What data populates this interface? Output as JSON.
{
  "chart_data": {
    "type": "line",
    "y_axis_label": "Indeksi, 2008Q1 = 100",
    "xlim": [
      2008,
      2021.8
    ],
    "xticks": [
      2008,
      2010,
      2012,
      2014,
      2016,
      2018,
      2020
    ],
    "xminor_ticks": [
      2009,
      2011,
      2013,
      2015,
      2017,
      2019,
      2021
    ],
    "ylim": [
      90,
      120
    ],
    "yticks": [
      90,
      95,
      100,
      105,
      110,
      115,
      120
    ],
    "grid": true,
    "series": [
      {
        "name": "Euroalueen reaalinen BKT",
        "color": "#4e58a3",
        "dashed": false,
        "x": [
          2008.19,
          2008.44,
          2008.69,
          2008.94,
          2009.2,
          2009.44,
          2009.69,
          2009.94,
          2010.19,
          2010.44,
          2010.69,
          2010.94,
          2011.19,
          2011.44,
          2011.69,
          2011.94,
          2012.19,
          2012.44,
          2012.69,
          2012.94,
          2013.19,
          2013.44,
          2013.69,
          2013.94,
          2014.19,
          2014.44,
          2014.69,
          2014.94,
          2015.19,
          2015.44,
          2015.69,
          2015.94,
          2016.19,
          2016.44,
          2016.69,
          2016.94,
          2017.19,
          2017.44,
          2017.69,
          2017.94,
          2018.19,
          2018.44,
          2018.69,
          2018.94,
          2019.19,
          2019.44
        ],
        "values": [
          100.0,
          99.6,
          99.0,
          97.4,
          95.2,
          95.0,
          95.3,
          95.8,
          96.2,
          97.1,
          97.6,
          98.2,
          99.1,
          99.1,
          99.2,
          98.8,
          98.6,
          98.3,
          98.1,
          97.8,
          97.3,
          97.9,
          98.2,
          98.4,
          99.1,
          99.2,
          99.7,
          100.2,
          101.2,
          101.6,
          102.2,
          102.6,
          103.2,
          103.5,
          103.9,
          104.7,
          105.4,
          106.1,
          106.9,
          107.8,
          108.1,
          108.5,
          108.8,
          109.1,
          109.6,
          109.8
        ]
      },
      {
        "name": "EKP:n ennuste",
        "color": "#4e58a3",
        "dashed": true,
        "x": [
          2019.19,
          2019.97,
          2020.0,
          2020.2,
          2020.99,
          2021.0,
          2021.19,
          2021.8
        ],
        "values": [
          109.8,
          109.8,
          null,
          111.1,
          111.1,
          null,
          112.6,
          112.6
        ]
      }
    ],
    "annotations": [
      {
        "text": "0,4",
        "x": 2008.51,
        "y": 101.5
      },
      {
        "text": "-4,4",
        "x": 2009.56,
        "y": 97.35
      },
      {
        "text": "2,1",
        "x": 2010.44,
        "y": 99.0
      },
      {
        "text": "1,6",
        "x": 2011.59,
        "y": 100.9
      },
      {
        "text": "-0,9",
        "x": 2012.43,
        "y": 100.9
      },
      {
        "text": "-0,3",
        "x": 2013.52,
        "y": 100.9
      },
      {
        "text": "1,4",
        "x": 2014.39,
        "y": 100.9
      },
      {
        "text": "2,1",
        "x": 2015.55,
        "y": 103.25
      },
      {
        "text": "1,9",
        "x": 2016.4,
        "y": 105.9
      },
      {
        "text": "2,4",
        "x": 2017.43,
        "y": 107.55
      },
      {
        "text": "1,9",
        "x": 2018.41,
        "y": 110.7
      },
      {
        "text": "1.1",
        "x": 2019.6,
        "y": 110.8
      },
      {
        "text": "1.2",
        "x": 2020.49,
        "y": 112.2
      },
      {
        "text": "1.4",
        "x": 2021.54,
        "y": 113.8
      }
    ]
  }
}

....

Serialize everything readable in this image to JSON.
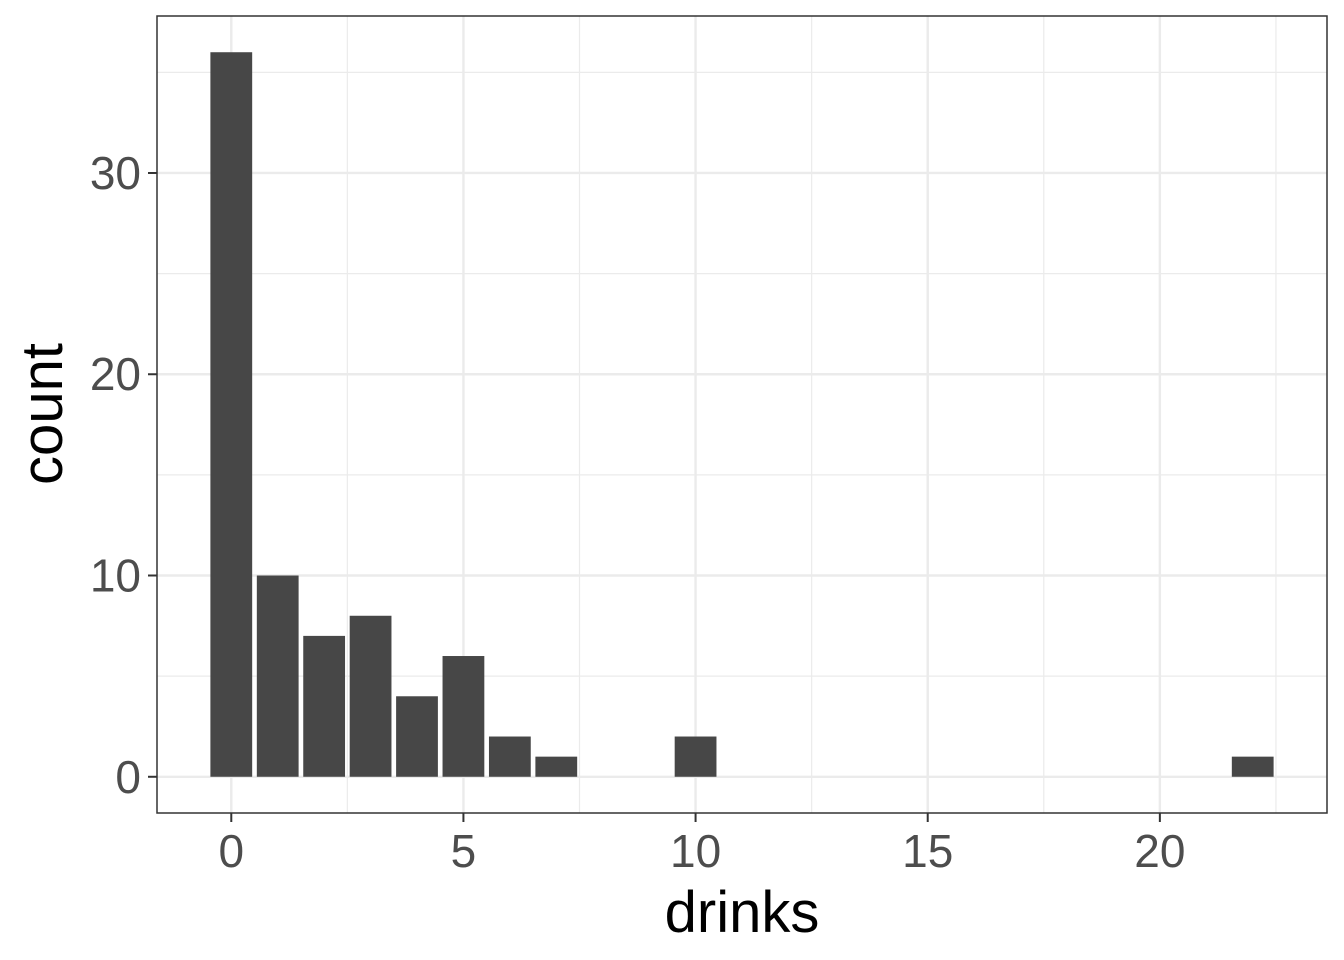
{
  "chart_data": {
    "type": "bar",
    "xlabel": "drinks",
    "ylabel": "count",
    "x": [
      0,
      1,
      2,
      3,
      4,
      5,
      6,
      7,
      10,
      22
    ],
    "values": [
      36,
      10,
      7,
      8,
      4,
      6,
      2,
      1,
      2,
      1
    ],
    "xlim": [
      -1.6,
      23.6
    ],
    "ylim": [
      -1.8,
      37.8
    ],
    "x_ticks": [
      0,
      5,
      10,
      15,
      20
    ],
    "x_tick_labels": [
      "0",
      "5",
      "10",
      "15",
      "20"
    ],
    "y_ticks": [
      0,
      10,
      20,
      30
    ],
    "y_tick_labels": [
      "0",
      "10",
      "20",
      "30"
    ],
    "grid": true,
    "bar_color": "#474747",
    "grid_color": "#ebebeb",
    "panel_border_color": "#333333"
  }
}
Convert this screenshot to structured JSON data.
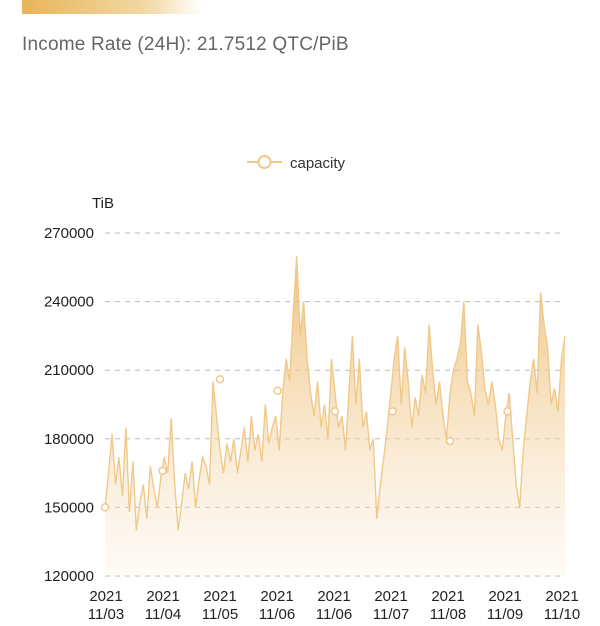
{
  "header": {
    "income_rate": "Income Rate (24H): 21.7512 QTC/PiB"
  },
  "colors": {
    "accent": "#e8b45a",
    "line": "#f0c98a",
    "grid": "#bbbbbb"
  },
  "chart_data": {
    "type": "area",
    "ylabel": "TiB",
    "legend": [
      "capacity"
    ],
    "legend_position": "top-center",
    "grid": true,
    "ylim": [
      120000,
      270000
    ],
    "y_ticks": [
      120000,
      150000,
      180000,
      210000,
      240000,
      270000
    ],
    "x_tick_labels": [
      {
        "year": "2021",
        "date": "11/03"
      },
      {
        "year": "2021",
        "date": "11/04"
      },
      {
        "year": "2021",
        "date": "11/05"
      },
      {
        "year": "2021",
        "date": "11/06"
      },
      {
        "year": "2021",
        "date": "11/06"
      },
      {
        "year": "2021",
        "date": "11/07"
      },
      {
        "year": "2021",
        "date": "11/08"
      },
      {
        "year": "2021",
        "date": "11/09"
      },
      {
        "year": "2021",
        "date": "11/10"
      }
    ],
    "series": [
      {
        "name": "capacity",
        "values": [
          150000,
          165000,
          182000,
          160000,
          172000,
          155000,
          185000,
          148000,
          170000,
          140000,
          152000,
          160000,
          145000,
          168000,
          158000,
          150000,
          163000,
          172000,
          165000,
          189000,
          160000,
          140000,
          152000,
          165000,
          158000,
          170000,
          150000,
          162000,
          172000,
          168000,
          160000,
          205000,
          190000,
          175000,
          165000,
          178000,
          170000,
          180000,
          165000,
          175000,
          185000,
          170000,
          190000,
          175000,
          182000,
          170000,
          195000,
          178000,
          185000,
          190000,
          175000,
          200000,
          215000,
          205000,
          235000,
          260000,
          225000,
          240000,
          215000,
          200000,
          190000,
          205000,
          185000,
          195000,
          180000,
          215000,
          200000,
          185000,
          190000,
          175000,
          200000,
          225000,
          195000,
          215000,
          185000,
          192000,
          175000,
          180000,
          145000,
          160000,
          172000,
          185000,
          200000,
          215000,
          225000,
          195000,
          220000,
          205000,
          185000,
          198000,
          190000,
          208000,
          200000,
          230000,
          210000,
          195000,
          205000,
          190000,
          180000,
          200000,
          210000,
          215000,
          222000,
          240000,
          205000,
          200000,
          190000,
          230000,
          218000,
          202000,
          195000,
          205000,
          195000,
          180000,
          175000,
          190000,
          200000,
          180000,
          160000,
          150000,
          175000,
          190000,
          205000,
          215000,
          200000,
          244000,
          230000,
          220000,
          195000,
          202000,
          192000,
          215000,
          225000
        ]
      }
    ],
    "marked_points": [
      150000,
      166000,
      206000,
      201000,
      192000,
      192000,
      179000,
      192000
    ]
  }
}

....

» **Required task**
Show every line where the string "JSON" appears.

» **Solution for this task**
What data populates this interface? Output as JSON.
Serialize everything readable in this image to JSON.
Convert this screenshot to structured JSON data.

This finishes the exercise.